Filter the lines below, copying only those with the string "Enrichment".
Start of Data supplied
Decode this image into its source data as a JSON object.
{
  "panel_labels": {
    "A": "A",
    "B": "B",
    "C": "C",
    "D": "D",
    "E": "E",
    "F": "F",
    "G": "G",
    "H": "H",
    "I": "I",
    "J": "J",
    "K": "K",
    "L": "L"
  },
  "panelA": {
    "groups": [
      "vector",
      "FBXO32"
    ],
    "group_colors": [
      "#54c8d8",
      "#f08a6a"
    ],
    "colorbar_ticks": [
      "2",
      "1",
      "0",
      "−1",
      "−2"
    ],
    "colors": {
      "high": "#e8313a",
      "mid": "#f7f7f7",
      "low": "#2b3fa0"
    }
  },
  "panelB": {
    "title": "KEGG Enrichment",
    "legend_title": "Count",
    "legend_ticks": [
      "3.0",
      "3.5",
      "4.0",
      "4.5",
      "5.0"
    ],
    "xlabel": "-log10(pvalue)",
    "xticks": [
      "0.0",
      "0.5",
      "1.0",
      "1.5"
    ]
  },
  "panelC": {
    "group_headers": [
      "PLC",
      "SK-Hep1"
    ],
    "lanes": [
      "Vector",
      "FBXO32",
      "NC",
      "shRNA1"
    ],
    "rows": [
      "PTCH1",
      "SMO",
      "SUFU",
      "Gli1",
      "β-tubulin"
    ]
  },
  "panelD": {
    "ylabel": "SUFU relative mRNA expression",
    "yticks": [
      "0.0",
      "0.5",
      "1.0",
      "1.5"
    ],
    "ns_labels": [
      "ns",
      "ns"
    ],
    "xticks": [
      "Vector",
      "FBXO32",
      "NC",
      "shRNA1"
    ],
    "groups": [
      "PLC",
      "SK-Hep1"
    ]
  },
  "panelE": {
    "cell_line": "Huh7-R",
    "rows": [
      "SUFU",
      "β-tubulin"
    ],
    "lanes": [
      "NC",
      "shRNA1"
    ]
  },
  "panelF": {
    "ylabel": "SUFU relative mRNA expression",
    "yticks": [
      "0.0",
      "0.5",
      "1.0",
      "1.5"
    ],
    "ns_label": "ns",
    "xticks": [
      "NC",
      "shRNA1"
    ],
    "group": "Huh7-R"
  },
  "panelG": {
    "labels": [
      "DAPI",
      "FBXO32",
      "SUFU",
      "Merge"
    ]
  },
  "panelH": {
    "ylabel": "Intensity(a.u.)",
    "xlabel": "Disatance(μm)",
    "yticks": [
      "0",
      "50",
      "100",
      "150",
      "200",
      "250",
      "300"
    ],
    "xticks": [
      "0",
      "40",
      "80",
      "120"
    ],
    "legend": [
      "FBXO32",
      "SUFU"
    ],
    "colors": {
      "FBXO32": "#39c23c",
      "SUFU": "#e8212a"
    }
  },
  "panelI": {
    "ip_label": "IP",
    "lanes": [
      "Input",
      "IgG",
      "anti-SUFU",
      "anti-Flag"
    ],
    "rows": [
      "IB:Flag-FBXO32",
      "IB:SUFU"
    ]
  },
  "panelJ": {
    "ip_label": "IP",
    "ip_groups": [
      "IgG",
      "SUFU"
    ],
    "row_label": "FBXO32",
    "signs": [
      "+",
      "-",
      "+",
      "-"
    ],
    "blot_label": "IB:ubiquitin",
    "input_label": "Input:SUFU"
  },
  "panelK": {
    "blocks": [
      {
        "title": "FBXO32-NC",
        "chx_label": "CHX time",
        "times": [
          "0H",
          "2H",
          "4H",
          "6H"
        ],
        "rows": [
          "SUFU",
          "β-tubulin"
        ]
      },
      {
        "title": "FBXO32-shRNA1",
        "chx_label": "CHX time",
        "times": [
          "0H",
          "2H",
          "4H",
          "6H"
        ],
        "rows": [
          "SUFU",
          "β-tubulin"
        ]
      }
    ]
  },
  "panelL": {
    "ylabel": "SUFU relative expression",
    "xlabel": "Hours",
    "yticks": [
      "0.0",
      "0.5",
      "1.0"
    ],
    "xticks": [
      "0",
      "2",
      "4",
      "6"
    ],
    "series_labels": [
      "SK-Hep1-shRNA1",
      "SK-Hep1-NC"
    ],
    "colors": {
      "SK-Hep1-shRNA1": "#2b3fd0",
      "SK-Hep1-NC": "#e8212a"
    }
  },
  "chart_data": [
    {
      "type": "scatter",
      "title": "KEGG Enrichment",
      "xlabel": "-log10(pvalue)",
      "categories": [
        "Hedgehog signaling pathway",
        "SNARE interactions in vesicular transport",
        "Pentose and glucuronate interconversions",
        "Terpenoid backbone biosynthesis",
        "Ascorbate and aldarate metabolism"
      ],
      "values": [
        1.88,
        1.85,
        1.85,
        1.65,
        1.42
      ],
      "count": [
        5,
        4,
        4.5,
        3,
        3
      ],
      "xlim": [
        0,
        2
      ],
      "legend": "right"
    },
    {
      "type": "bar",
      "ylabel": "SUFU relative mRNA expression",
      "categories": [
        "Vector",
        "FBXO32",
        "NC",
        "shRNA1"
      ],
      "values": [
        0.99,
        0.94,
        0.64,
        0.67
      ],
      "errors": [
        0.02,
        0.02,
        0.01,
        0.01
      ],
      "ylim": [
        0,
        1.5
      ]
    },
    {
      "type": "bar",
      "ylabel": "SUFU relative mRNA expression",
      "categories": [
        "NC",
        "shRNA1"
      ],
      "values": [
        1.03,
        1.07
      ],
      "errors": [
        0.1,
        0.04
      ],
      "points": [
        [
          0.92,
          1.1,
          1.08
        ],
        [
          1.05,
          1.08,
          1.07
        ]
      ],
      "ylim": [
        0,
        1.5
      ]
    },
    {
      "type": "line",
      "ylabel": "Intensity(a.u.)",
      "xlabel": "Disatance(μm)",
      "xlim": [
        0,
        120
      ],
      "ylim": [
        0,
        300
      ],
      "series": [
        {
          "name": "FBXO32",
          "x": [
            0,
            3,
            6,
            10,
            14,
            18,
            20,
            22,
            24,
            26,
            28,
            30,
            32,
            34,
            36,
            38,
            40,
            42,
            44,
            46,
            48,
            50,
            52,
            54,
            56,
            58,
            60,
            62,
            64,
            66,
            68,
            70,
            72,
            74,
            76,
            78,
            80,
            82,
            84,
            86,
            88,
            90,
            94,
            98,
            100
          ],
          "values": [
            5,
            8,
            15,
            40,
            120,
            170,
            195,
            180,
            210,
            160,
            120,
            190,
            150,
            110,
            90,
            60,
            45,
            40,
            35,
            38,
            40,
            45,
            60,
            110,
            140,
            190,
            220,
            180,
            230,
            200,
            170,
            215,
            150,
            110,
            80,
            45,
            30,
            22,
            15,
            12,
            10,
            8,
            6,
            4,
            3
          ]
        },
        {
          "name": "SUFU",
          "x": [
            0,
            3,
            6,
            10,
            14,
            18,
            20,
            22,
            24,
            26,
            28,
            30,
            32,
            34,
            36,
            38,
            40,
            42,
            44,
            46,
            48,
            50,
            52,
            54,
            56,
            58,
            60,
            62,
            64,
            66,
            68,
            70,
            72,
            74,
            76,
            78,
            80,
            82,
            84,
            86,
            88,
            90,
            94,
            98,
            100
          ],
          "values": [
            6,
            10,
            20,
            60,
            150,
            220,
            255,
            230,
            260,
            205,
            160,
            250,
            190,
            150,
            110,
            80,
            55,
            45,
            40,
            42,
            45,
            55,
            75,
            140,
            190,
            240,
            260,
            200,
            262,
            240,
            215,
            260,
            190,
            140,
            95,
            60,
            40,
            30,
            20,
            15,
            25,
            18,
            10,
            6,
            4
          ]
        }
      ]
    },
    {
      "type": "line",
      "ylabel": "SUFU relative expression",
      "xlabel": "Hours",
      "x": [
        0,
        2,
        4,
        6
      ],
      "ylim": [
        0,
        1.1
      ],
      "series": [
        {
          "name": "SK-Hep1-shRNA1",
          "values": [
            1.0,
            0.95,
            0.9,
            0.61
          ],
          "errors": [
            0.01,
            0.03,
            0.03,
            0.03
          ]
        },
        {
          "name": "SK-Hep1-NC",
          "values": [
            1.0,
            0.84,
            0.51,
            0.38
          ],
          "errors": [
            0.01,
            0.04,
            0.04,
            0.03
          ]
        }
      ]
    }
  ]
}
End of Data supplied
Answer space |
    "title": "KEGG Enrichment",
      "title": "KEGG Enrichment",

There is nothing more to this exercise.